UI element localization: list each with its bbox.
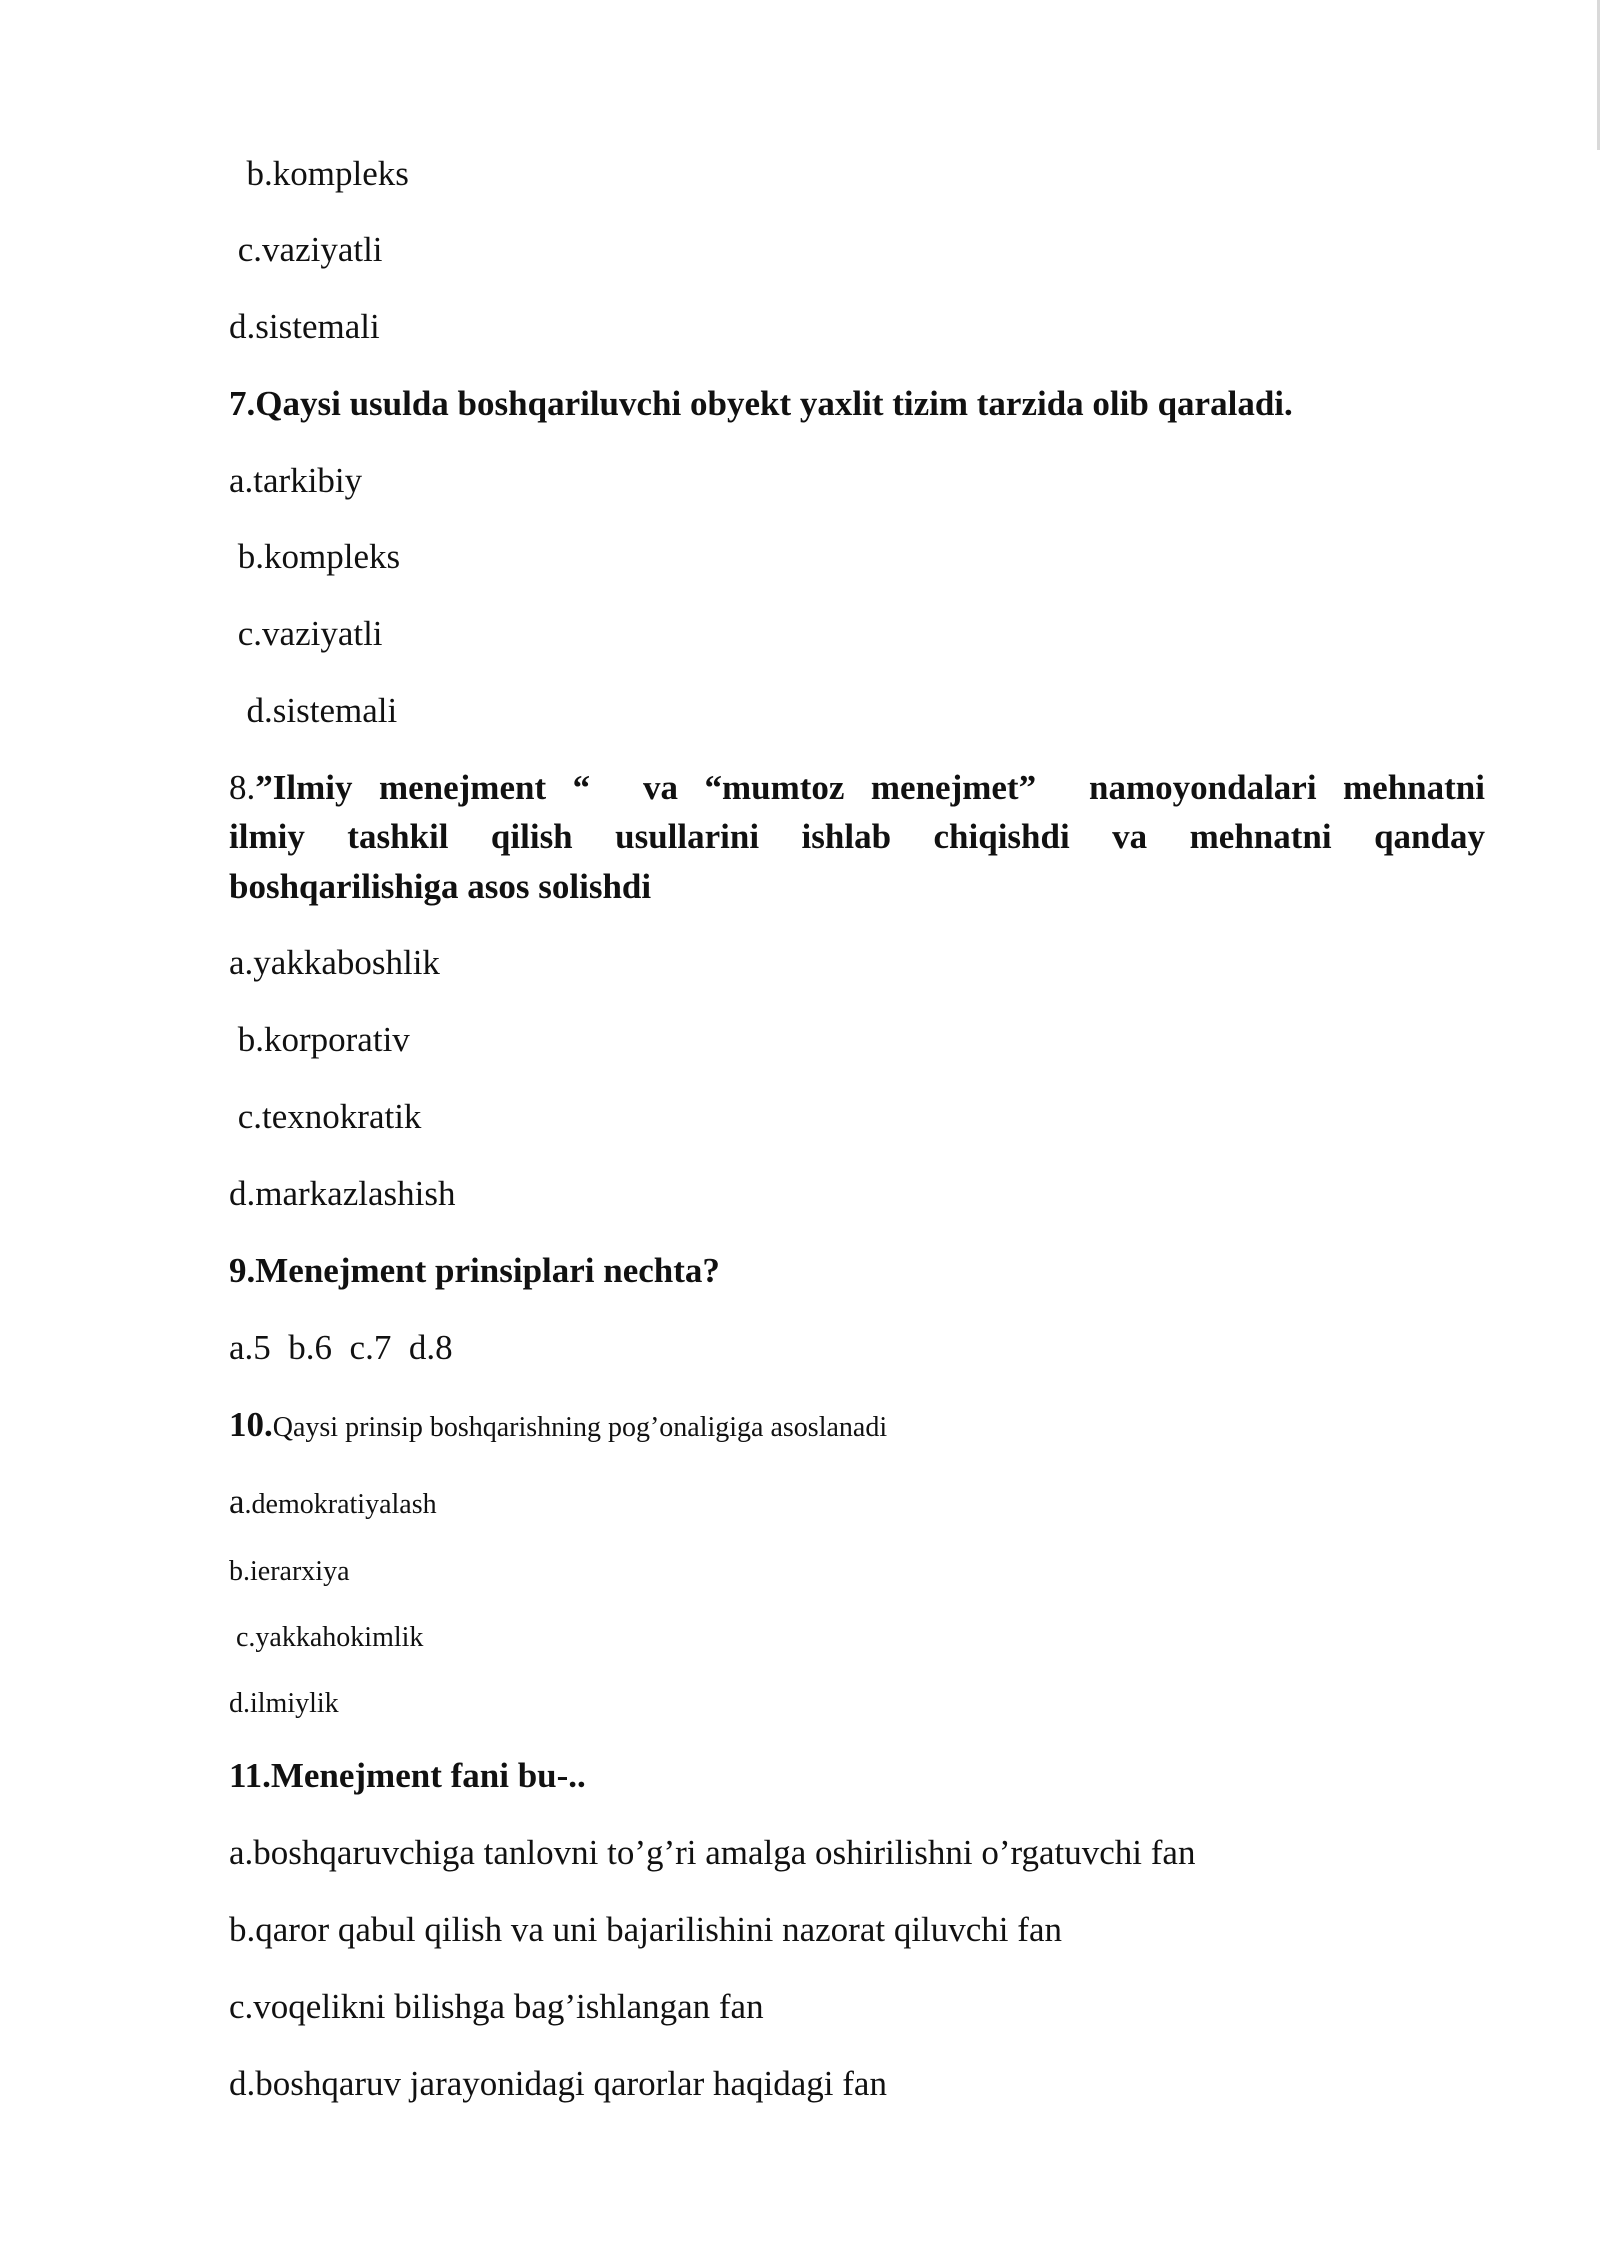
q7-option-b: b.kompleks (229, 537, 401, 576)
q11-option-d: d.boshqaruv jarayonidagi qarorlar haqidagi fan (229, 2064, 887, 2103)
q10-option-c: c.yakkahokimlik (229, 1622, 424, 1653)
q10-option-b: b.ierarxiya (229, 1556, 350, 1587)
question-8-line-3: boshqarilishiga asos solishdi (229, 867, 652, 906)
q8-option-b: b.korporativ (229, 1020, 410, 1059)
q10-option-a (229, 1481, 437, 1523)
question-10-text: Qaysi prinsip boshqarishning pog’onaligiga asoslanadi (272, 1412, 888, 1443)
q8-option-c: c.texnokratik (229, 1097, 422, 1136)
question-7: 7.Qaysi usulda boshqariluvchi obyekt yaxlit tizim tarzida olib qaraladi. (229, 384, 1293, 423)
q11-option-c: c.voqelikni bilishga bag’ishlangan fan (229, 1987, 764, 2026)
option-d-sistemali-prev: d.sistemali (229, 307, 380, 346)
q11-option-a: a.boshqaruvchiga tanlovni to’g’ri amalga oshirilishni o’rgatuvchi fan (229, 1833, 1196, 1872)
option-b-kompleks-prev: b.kompleks (229, 154, 409, 193)
question-8-line-2: ilmiy tashkil qilish usullarini ishlab chiqishdi va mehnatni qanday (229, 817, 1485, 856)
question-8-line-1-text: ”Ilmiy menejment “ va “mumtoz menejmet” namoyondalari mehnatni (255, 768, 1485, 807)
question-8-number: 8. (229, 768, 256, 807)
q9-options: a.5 b.6 c.7 d.8 (229, 1328, 453, 1367)
q10-option-a-text: .demokratiyalash (244, 1489, 437, 1520)
question-10-number: 10. (229, 1405, 273, 1444)
q10-option-a-letter: a (229, 1482, 245, 1521)
question-8-line-1 (229, 767, 1485, 809)
q7-option-c: c.vaziyatli (229, 614, 383, 653)
q8-option-a: a.yakkaboshlik (229, 943, 440, 982)
question-10 (229, 1404, 887, 1446)
question-9: 9.Menejment prinsiplari nechta? (229, 1251, 720, 1290)
question-11: 11.Menejment fani bu-.. (229, 1756, 586, 1795)
q10-option-d: d.ilmiylik (229, 1688, 339, 1719)
q7-option-a: a.tarkibiy (229, 461, 363, 500)
q8-option-d: d.markazlashish (229, 1174, 456, 1213)
q7-option-d: d.sistemali (229, 691, 398, 730)
q11-option-b: b.qaror qabul qilish va uni bajarilishini nazorat qiluvchi fan (229, 1910, 1062, 1949)
option-c-vaziyatli-prev: c.vaziyatli (229, 230, 383, 269)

* * * * * * *

*Exercise objective*.
Rewrite the lines of the records from the one containing "q7-option-b: b.kompleks (229, 537, 401, 576)" through the one containing "question-9: 9.Menejment prinsiplari", putting "byurokratik" in place of "texnokratik" and leaving everything else unchanged.

*Answer to the problem*.
q7-option-b: b.kompleks (229, 537, 401, 576)
q11-option-d: d.boshqaruv jarayonidagi qarorlar haqidagi fan (229, 2064, 887, 2103)
q10-option-c: c.yakkahokimlik (229, 1622, 424, 1653)
q10-option-b: b.ierarxiya (229, 1556, 350, 1587)
question-8-line-3: boshqarilishiga asos solishdi (229, 867, 652, 906)
q8-option-b: b.korporativ (229, 1020, 410, 1059)
q10-option-a (229, 1481, 437, 1523)
question-10-text: Qaysi prinsip boshqarishning pog’onaligiga asoslanadi (272, 1412, 888, 1443)
q8-option-c: c.byurokratik (229, 1097, 422, 1136)
question-7: 7.Qaysi usulda boshqariluvchi obyekt yaxlit tizim tarzida olib qaraladi. (229, 384, 1293, 423)
q11-option-c: c.voqelikni bilishga bag’ishlangan fan (229, 1987, 764, 2026)
option-d-sistemali-prev: d.sistemali (229, 307, 380, 346)
q11-option-a: a.boshqaruvchiga tanlovni to’g’ri amalga oshirilishni o’rgatuvchi fan (229, 1833, 1196, 1872)
option-b-kompleks-prev: b.kompleks (229, 154, 409, 193)
question-8-line-2: ilmiy tashkil qilish usullarini ishlab chiqishdi va mehnatni qanday (229, 817, 1485, 856)
question-8-line-1-text: ”Ilmiy menejment “ va “mumtoz menejmet” namoyondalari mehnatni (255, 768, 1485, 807)
question-8-number: 8. (229, 768, 256, 807)
q9-options: a.5 b.6 c.7 d.8 (229, 1328, 453, 1367)
q10-option-a-text: .demokratiyalash (244, 1489, 437, 1520)
question-10-number: 10. (229, 1405, 273, 1444)
q10-option-a-letter: a (229, 1482, 245, 1521)
question-8-line-1 (229, 767, 1485, 809)
q7-option-c: c.vaziyatli (229, 614, 383, 653)
q8-option-a: a.yakkaboshlik (229, 943, 440, 982)
question-10 (229, 1404, 887, 1446)
question-9: 9.Menejment prinsiplari nechta? (229, 1251, 720, 1290)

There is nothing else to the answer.